-- WHAT YOU ARE ASKED TO DO --
Pick out each line of the records that includes the string "title", and copy it.

-- EXERCISE MATERIALS --
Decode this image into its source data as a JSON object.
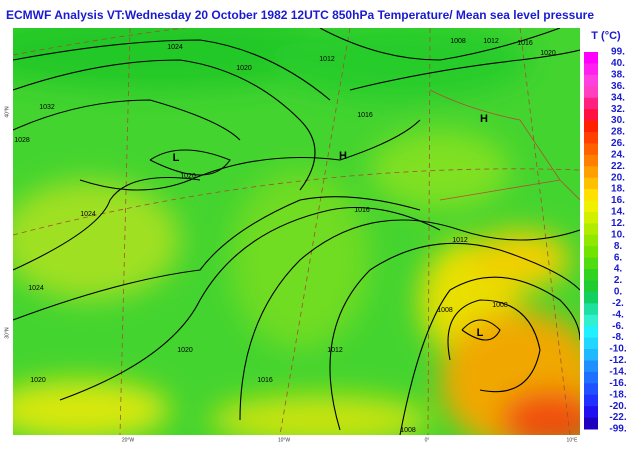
{
  "header": {
    "title": "ECMWF  Analysis VT:Wednesday 20 October 1982 12UTC 850hPa Temperature/  Mean sea level pressure"
  },
  "legend": {
    "title": "T (°C)",
    "labels": [
      "99.",
      "40.",
      "38.",
      "36.",
      "34.",
      "32.",
      "30.",
      "28.",
      "26.",
      "24.",
      "22.",
      "20.",
      "18.",
      "16.",
      "14.",
      "12.",
      "10.",
      "8.",
      "6.",
      "4.",
      "2.",
      "0.",
      "-2.",
      "-4.",
      "-6.",
      "-8.",
      "-10.",
      "-12.",
      "-14.",
      "-16.",
      "-18.",
      "-20.",
      "-22.",
      "-99."
    ],
    "colors": [
      "#ff00ff",
      "#ff20f0",
      "#ff40e0",
      "#ff40c0",
      "#ff2080",
      "#ff1040",
      "#ff2000",
      "#ff4000",
      "#ff6000",
      "#ff8000",
      "#ffa000",
      "#ffc000",
      "#ffe000",
      "#f0f000",
      "#d0f000",
      "#b0ec00",
      "#90e800",
      "#70e400",
      "#50dc10",
      "#30d420",
      "#20cc30",
      "#10d060",
      "#20e0a0",
      "#30f0d0",
      "#20f0ff",
      "#20d8ff",
      "#20b8ff",
      "#2090ff",
      "#2070ff",
      "#2050ff",
      "#2030ff",
      "#2010f0",
      "#2000c0"
    ]
  },
  "map": {
    "pressure_labels": [
      "1024",
      "1020",
      "1032",
      "1028",
      "1012",
      "1008",
      "1012",
      "1016",
      "1020",
      "1016",
      "1020",
      "1024",
      "1024",
      "1016",
      "1012",
      "1008",
      "1008",
      "1012",
      "1020",
      "1016",
      "1020",
      "1008"
    ],
    "systems": [
      "L",
      "H",
      "H",
      "L"
    ],
    "lat_labels": [
      "40°N",
      "30°N"
    ],
    "lon_labels": [
      "20°W",
      "10°W",
      "0°",
      "10°E"
    ]
  }
}
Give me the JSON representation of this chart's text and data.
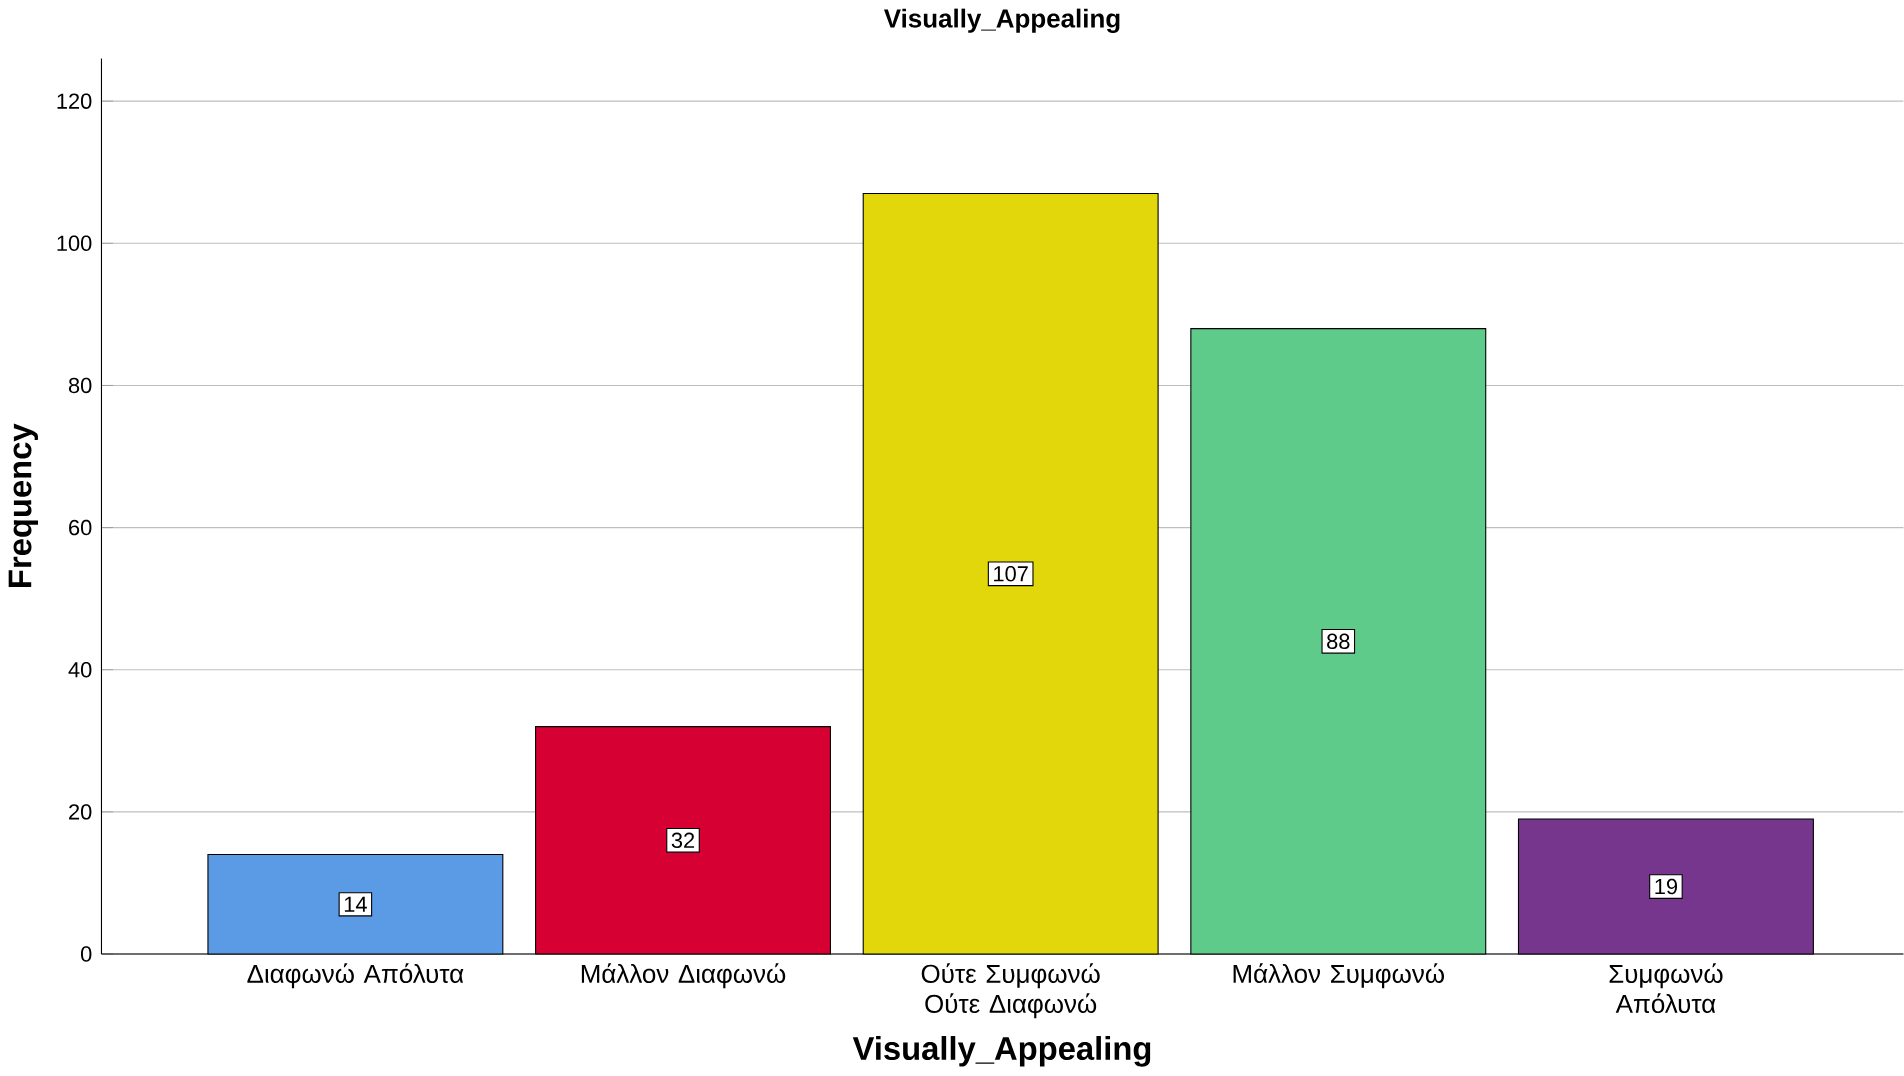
{
  "chart_data": {
    "type": "bar",
    "title": "Visually_Appealing",
    "xlabel": "Visually_Appealing",
    "ylabel": "Frequency",
    "categories": [
      "Διαφωνώ Απόλυτα",
      "Μάλλον Διαφωνώ",
      "Ούτε Συμφωνώ Ούτε Διαφωνώ",
      "Μάλλον Συμφωνώ",
      "Συμφωνώ Απόλυτα"
    ],
    "values": [
      14,
      32,
      107,
      88,
      19
    ],
    "colors": [
      "#5b9be6",
      "#d70032",
      "#e1d70a",
      "#5ecb8a",
      "#77368e"
    ],
    "ylim": [
      0,
      126
    ],
    "yticks": [
      0,
      20,
      40,
      60,
      80,
      100,
      120
    ],
    "grid": "y",
    "data_labels": true
  }
}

-- EXPECTED ANSWER --
    "title": "ECMWF  Analysis VT:Wednesday 20 October 1982 12UTC 850hPa Temperature/  Mean sea level pressure"
    "title": "T (°C)",
    "title": "Visually_Appealing",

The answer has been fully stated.